» **WHAT TO PRODUCE**
Identify each line below that contains the word "胜任力测评", and copy it out.

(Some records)
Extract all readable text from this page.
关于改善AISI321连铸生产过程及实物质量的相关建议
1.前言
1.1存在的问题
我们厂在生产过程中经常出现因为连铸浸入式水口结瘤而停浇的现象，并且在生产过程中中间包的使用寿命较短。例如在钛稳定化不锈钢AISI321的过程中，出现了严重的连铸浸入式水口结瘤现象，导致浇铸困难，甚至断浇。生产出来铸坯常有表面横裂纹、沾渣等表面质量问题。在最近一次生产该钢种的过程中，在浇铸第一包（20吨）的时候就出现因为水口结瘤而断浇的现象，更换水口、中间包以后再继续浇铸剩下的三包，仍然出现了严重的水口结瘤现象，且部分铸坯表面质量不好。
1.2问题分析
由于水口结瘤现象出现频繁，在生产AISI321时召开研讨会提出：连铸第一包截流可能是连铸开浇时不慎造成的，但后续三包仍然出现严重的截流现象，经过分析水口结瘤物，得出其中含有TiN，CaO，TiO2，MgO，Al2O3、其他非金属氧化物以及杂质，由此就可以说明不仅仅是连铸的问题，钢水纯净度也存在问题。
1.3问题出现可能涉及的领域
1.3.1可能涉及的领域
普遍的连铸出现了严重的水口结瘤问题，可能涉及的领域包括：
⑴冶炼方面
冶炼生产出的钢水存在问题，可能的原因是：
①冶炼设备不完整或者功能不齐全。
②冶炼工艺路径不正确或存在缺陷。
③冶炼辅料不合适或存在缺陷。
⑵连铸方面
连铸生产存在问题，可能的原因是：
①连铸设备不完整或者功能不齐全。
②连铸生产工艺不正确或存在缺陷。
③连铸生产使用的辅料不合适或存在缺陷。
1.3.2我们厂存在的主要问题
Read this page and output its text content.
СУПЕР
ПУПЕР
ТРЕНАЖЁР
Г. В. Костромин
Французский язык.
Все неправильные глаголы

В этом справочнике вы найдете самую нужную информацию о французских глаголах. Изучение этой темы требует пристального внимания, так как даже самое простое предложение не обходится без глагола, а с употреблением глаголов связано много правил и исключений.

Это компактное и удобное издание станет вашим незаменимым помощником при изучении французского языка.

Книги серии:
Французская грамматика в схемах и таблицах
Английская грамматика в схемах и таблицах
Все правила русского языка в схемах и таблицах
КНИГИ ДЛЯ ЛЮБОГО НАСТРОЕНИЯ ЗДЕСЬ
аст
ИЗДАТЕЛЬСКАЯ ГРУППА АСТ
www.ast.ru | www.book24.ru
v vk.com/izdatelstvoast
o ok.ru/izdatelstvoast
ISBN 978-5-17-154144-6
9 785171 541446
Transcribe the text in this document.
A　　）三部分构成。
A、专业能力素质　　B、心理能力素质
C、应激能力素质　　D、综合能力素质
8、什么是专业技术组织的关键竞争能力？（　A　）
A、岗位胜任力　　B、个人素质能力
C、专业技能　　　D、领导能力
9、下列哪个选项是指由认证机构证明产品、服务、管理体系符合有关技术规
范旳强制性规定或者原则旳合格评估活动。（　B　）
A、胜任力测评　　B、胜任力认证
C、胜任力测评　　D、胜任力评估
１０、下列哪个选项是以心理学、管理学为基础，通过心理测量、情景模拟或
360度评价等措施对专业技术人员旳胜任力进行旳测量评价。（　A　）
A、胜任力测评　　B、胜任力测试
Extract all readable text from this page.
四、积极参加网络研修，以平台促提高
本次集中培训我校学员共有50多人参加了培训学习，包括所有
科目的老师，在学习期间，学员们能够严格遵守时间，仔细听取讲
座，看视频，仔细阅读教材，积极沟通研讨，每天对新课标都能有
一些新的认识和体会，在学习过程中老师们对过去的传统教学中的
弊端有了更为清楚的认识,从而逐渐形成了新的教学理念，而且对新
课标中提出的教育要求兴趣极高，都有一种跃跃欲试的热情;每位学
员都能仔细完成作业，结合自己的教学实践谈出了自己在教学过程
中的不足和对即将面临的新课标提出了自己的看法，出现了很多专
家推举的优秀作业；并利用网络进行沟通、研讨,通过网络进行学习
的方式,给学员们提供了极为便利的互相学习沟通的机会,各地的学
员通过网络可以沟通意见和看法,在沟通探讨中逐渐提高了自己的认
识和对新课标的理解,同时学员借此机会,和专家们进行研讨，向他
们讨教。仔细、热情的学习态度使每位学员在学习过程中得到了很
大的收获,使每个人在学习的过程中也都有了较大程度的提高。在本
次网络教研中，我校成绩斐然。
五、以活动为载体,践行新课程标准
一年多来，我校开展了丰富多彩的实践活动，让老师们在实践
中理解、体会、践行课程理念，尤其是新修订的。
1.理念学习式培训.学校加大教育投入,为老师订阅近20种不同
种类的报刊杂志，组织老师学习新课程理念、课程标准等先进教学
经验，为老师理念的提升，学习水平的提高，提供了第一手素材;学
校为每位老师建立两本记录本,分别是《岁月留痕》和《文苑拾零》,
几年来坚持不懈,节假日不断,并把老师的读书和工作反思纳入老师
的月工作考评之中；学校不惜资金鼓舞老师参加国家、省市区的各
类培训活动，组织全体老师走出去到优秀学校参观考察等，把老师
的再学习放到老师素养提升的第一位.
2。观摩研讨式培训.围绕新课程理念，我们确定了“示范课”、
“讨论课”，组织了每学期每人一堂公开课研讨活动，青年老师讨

» **RESULT FOR THIS TASK**
A、胜任力测评　　B、胜任力认证
C、胜任力测评　　D、胜任力评估
A、胜任力测评　　B、胜任力测试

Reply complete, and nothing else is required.